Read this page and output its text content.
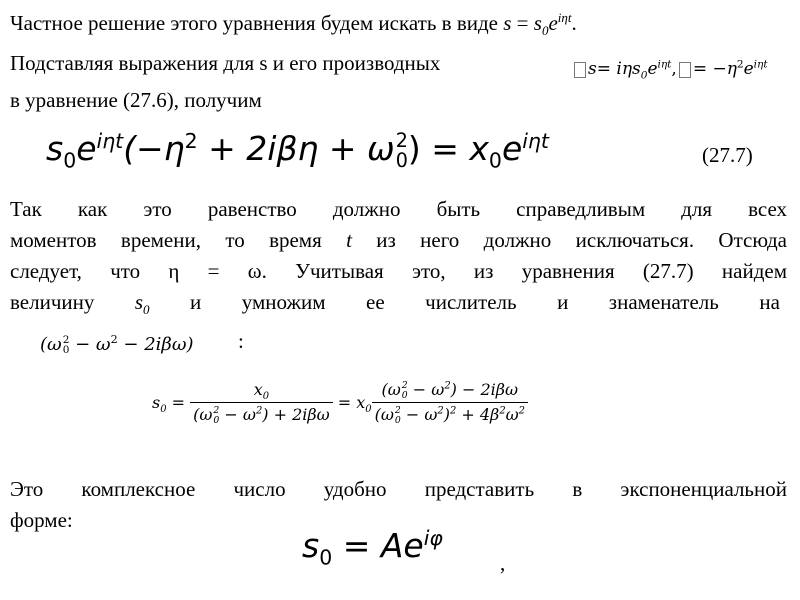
Частное решение этого уравнения будем искать в виде $s = s_0e^{i\eta t}$.
Подставляя выражения для s и его производных	$s= i\eta s_0e^{i\eta t}$, = $-\eta^2e^{i\eta t}$
в уравнение (27.6), получим
$s_0e^{i\eta t}(-\eta^2 + 2i\beta\eta + \omega$ 2
0 ) = $x_0e^{i\eta t}$
(27.7)
Так как это равенство должно быть справедливым для всех
моментов времени, то время t из него должно исключаться. Отсюда
следует, что η = ω. Учитывая это, из уравнения (27.7) найдем
величину $s_0$ и умножим ее числитель и знаменатель на
(ω 2
$0 - \omega^2 - 2i\beta\omega$) :
$s_0 = x_0$
(ω 2
$0 - \omega^2) + 2i\beta\omega = x_0$ (ω 2
$0 - \omega^2) - 2i\beta\omega$
(ω 2
$0 - \omega^2)^2 + 4\beta^2\omega^2$
Это комплексное число удобно представить в экспоненциальной
форме:
$s_0 = Ae^{i\varphi}$
,
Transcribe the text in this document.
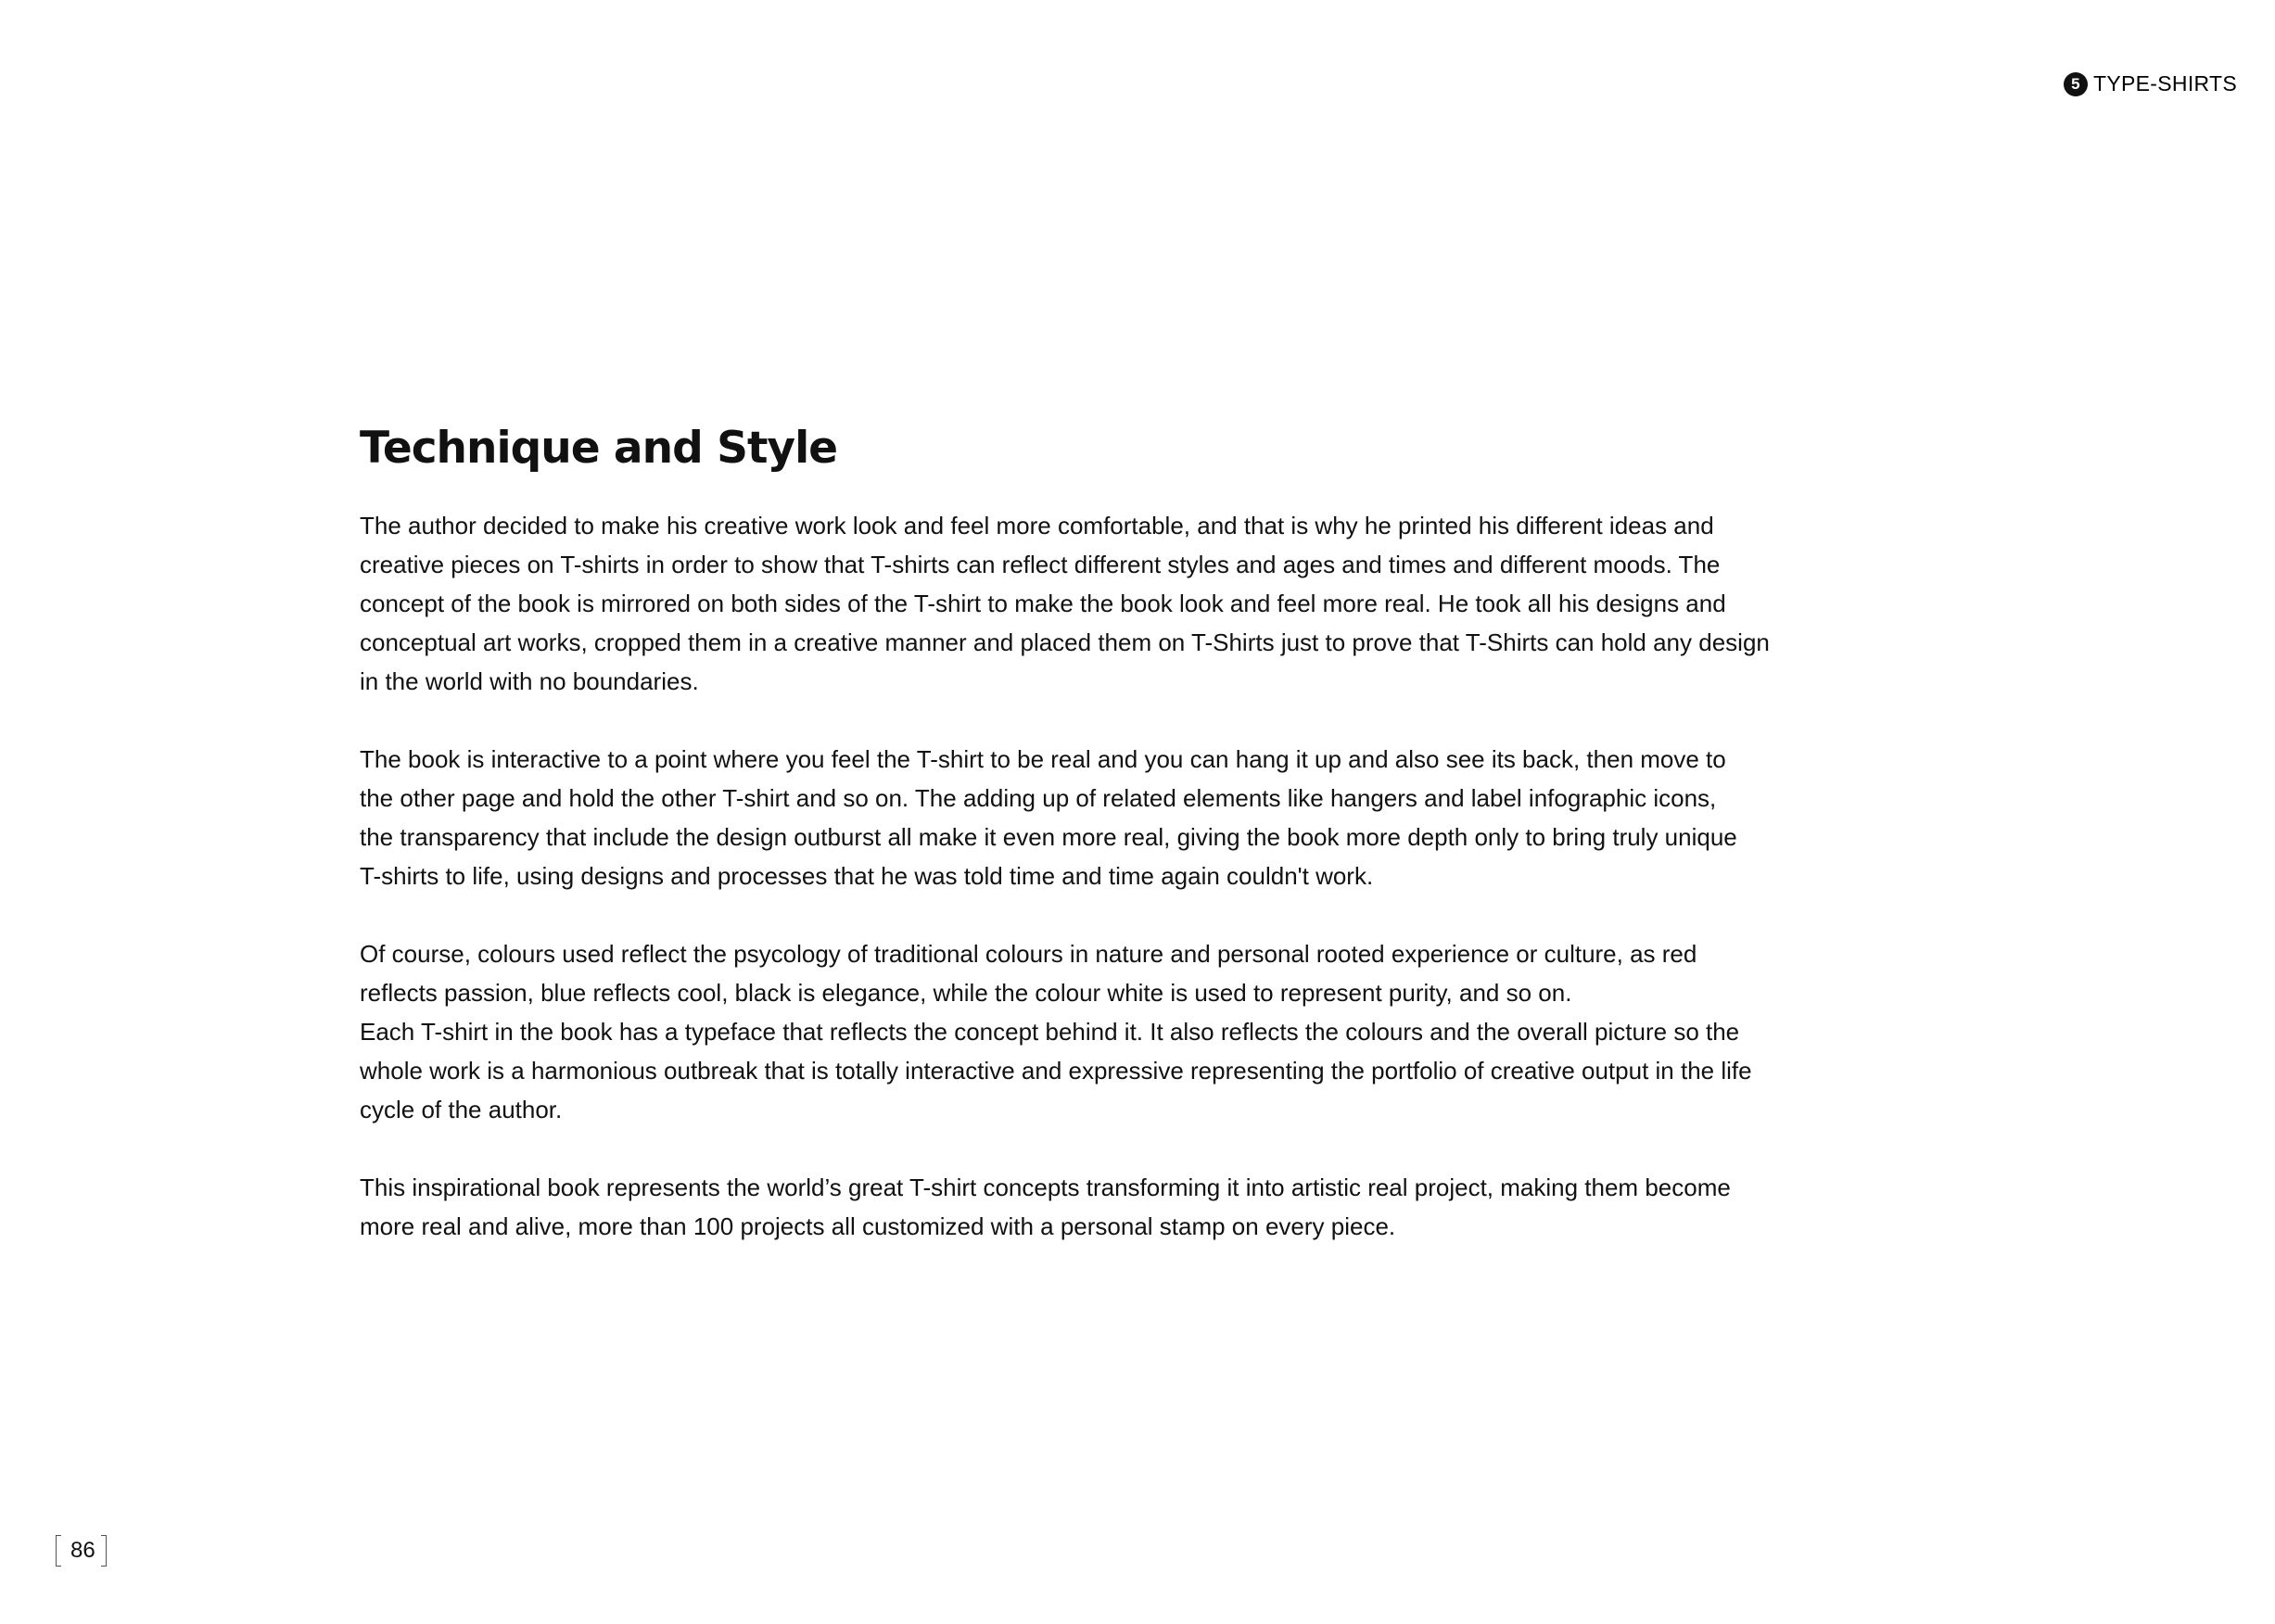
5 TYPE-SHIRTS
Technique and Style

The author decided to make his creative work look and feel more comfortable, and that is why he printed his different ideas and
creative pieces on T-shirts in order to show that T-shirts can reflect different styles and ages and times and different moods. The
concept of the book is mirrored on both sides of the T-shirt to make the book look and feel more real. He took all his designs and
conceptual art works, cropped them in a creative manner and placed them on T-Shirts just to prove that T-Shirts can hold any design
in the world with no boundaries.

The book is interactive to a point where you feel the T-shirt to be real and you can hang it up and also see its back, then move to
the other page and hold the other T-shirt and so on. The adding up of related elements like hangers and label infographic icons,
the transparency that include the design outburst all make it even more real, giving the book more depth only to bring truly unique
T-shirts to life, using designs and processes that he was told time and time again couldn't work.

Of course, colours used reflect the psycology of traditional colours in nature and personal rooted experience or culture, as red
reflects passion, blue reflects cool, black is elegance, while the colour white is used to represent purity, and so on.

Each T-shirt in the book has a typeface that reflects the concept behind it. It also reflects the colours and the overall picture so the
whole work is a harmonious outbreak that is totally interactive and expressive representing the portfolio of creative output in the life
cycle of the author.

This inspirational book represents the world’s great T-shirt concepts transforming it into artistic real project, making them become
more real and alive, more than 100 projects all customized with a personal stamp on every piece.

86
##############################
- _PROBLEM STATEMENT_: Gather, from the listing above, every line carrying the word "book".

- _TASK RESPONSE_:
concept of the book is mirrored on both sides of the T-shirt to make the book look and feel more real. He took all his designs and
The book is interactive to a point where you feel the T-shirt to be real and you can hang it up and also see its back, then move to
the transparency that include the design outburst all make it even more real, giving the book more depth only to bring truly unique
Each T-shirt in the book has a typeface that reflects the concept behind it. It also reflects the colours and the overall picture so the
This inspirational book represents the world’s great T-shirt concepts transforming it into artistic real project, making them become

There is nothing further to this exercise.